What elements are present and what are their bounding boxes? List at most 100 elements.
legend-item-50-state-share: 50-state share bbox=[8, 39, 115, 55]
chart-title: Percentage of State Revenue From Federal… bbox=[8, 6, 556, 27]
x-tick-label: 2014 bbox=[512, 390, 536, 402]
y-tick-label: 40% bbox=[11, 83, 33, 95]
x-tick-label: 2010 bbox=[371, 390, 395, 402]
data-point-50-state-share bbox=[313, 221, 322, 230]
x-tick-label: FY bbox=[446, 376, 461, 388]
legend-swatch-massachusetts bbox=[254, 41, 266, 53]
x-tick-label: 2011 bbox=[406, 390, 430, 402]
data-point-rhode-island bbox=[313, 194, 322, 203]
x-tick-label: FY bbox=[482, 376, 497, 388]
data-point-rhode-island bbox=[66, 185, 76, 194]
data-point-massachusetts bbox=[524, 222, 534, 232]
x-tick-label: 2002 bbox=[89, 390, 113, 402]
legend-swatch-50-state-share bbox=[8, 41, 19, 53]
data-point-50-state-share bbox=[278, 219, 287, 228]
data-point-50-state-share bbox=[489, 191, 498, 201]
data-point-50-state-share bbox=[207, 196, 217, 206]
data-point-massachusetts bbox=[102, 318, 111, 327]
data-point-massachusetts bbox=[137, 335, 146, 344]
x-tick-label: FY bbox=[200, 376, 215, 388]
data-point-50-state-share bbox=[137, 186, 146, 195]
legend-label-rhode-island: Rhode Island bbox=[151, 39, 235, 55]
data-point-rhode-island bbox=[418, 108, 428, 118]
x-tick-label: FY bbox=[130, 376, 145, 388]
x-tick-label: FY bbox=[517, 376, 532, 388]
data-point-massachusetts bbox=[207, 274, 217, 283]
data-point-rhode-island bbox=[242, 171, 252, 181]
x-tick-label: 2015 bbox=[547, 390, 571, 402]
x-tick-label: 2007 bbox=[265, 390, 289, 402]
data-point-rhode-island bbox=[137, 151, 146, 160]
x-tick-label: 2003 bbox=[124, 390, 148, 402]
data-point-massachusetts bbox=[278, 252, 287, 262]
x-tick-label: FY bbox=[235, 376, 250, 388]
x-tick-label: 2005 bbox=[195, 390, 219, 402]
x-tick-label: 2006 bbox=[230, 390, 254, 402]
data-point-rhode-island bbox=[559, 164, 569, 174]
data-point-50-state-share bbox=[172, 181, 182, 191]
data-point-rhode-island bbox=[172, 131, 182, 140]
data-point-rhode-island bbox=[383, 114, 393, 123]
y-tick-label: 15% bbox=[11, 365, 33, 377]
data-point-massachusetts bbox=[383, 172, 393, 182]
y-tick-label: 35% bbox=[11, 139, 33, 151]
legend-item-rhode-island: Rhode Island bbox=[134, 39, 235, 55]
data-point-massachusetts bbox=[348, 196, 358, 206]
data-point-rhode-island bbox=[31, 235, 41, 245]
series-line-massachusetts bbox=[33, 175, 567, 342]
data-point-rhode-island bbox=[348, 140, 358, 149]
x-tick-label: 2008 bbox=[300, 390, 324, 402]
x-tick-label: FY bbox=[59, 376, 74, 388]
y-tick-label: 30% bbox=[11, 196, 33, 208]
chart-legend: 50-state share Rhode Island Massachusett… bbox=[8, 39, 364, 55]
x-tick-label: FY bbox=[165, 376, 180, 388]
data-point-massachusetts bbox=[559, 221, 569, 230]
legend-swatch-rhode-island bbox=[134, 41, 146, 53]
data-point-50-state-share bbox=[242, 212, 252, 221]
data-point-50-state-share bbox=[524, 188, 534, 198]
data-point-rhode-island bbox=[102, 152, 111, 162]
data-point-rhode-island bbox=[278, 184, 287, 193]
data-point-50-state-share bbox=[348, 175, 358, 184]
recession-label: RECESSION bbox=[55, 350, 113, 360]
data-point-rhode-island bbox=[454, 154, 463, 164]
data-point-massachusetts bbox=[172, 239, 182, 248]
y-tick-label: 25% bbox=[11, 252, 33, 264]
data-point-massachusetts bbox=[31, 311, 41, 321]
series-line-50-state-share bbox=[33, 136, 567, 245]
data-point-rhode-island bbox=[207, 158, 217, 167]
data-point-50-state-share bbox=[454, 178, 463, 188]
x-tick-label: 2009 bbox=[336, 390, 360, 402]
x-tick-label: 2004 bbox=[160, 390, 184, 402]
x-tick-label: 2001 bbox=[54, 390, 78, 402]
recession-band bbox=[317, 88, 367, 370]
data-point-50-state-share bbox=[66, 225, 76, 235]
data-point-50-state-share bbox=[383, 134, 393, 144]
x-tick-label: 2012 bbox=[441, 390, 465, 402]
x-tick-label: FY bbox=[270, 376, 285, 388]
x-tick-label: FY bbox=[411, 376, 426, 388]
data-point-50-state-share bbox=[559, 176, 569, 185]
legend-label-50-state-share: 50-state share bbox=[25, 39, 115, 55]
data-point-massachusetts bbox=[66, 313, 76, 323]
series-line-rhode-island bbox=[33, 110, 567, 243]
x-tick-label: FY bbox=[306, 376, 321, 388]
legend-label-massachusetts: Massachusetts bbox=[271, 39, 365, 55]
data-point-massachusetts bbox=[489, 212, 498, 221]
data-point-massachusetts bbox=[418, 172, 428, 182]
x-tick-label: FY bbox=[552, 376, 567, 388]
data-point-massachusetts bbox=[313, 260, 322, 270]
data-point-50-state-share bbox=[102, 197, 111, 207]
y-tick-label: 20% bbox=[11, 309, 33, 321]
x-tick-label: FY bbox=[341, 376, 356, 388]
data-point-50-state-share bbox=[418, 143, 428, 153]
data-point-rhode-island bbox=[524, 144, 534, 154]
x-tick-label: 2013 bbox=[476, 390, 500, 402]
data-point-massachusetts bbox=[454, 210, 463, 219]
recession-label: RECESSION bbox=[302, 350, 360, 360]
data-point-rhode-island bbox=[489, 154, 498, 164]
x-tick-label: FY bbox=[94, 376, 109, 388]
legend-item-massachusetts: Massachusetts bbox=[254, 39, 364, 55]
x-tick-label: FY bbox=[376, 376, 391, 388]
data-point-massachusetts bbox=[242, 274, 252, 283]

* * *

» STATED TASK: Update all of the lines above so that every "x-tick-label" becomes "x-axis-label", leaving everything else unchanged.

» ANSWER TO THIS EXERCISE:
What elements are present and what are their bounding boxes? List at most 100 elements.
legend-item-50-state-share: 50-state share bbox=[8, 39, 115, 55]
chart-title: Percentage of State Revenue From Federal… bbox=[8, 6, 556, 27]
x-axis-label: 2014 bbox=[512, 390, 536, 402]
y-tick-label: 40% bbox=[11, 83, 33, 95]
x-axis-label: 2010 bbox=[371, 390, 395, 402]
data-point-50-state-share bbox=[313, 221, 322, 230]
x-axis-label: FY bbox=[446, 376, 461, 388]
legend-swatch-massachusetts bbox=[254, 41, 266, 53]
x-axis-label: 2011 bbox=[406, 390, 430, 402]
data-point-rhode-island bbox=[313, 194, 322, 203]
x-axis-label: FY bbox=[482, 376, 497, 388]
data-point-rhode-island bbox=[66, 185, 76, 194]
data-point-massachusetts bbox=[524, 222, 534, 232]
x-axis-label: 2002 bbox=[89, 390, 113, 402]
legend-swatch-50-state-share bbox=[8, 41, 19, 53]
data-point-50-state-share bbox=[278, 219, 287, 228]
data-point-50-state-share bbox=[489, 191, 498, 201]
data-point-50-state-share bbox=[207, 196, 217, 206]
data-point-massachusetts bbox=[102, 318, 111, 327]
data-point-massachusetts bbox=[137, 335, 146, 344]
x-axis-label: FY bbox=[200, 376, 215, 388]
data-point-50-state-share bbox=[137, 186, 146, 195]
legend-label-rhode-island: Rhode Island bbox=[151, 39, 235, 55]
data-point-rhode-island bbox=[418, 108, 428, 118]
x-axis-label: FY bbox=[130, 376, 145, 388]
x-axis-label: FY bbox=[517, 376, 532, 388]
data-point-massachusetts bbox=[207, 274, 217, 283]
data-point-rhode-island bbox=[242, 171, 252, 181]
x-axis-label: 2015 bbox=[547, 390, 571, 402]
x-axis-label: 2007 bbox=[265, 390, 289, 402]
data-point-rhode-island bbox=[137, 151, 146, 160]
x-axis-label: 2003 bbox=[124, 390, 148, 402]
data-point-massachusetts bbox=[278, 252, 287, 262]
x-axis-label: FY bbox=[235, 376, 250, 388]
x-axis-label: 2005 bbox=[195, 390, 219, 402]
x-axis-label: 2006 bbox=[230, 390, 254, 402]
data-point-rhode-island bbox=[559, 164, 569, 174]
data-point-50-state-share bbox=[172, 181, 182, 191]
data-point-rhode-island bbox=[172, 131, 182, 140]
data-point-rhode-island bbox=[383, 114, 393, 123]
y-tick-label: 15% bbox=[11, 365, 33, 377]
data-point-massachusetts bbox=[383, 172, 393, 182]
y-tick-label: 35% bbox=[11, 139, 33, 151]
legend-item-rhode-island: Rhode Island bbox=[134, 39, 235, 55]
data-point-massachusetts bbox=[348, 196, 358, 206]
data-point-rhode-island bbox=[31, 235, 41, 245]
series-line-massachusetts bbox=[33, 175, 567, 342]
data-point-rhode-island bbox=[348, 140, 358, 149]
x-axis-label: 2008 bbox=[300, 390, 324, 402]
x-axis-label: FY bbox=[59, 376, 74, 388]
y-tick-label: 30% bbox=[11, 196, 33, 208]
chart-legend: 50-state share Rhode Island Massachusett… bbox=[8, 39, 364, 55]
x-axis-label: FY bbox=[165, 376, 180, 388]
data-point-massachusetts bbox=[559, 221, 569, 230]
legend-swatch-rhode-island bbox=[134, 41, 146, 53]
data-point-50-state-share bbox=[242, 212, 252, 221]
data-point-50-state-share bbox=[524, 188, 534, 198]
data-point-rhode-island bbox=[102, 152, 111, 162]
data-point-rhode-island bbox=[278, 184, 287, 193]
data-point-50-state-share bbox=[348, 175, 358, 184]
recession-label: RECESSION bbox=[55, 350, 113, 360]
data-point-rhode-island bbox=[454, 154, 463, 164]
data-point-massachusetts bbox=[172, 239, 182, 248]
y-tick-label: 25% bbox=[11, 252, 33, 264]
data-point-massachusetts bbox=[31, 311, 41, 321]
series-line-50-state-share bbox=[33, 136, 567, 245]
data-point-rhode-island bbox=[207, 158, 217, 167]
data-point-50-state-share bbox=[454, 178, 463, 188]
x-axis-label: 2009 bbox=[336, 390, 360, 402]
x-axis-label: 2004 bbox=[160, 390, 184, 402]
x-axis-label: 2001 bbox=[54, 390, 78, 402]
recession-band bbox=[317, 88, 367, 370]
data-point-50-state-share bbox=[66, 225, 76, 235]
data-point-50-state-share bbox=[383, 134, 393, 144]
x-axis-label: 2012 bbox=[441, 390, 465, 402]
x-axis-label: FY bbox=[270, 376, 285, 388]
x-axis-label: FY bbox=[411, 376, 426, 388]
data-point-50-state-share bbox=[559, 176, 569, 185]
legend-label-50-state-share: 50-state share bbox=[25, 39, 115, 55]
data-point-massachusetts bbox=[66, 313, 76, 323]
series-line-rhode-island bbox=[33, 110, 567, 243]
x-axis-label: FY bbox=[306, 376, 321, 388]
legend-label-massachusetts: Massachusetts bbox=[271, 39, 365, 55]
data-point-massachusetts bbox=[489, 212, 498, 221]
data-point-massachusetts bbox=[418, 172, 428, 182]
x-axis-label: FY bbox=[552, 376, 567, 388]
data-point-massachusetts bbox=[313, 260, 322, 270]
data-point-50-state-share bbox=[102, 197, 111, 207]
y-tick-label: 20% bbox=[11, 309, 33, 321]
x-axis-label: FY bbox=[341, 376, 356, 388]
data-point-50-state-share bbox=[418, 143, 428, 153]
data-point-rhode-island bbox=[524, 144, 534, 154]
x-axis-label: 2013 bbox=[476, 390, 500, 402]
data-point-massachusetts bbox=[454, 210, 463, 219]
recession-label: RECESSION bbox=[302, 350, 360, 360]
data-point-rhode-island bbox=[489, 154, 498, 164]
x-axis-label: FY bbox=[94, 376, 109, 388]
legend-item-massachusetts: Massachusetts bbox=[254, 39, 364, 55]
x-axis-label: FY bbox=[376, 376, 391, 388]
data-point-massachusetts bbox=[242, 274, 252, 283]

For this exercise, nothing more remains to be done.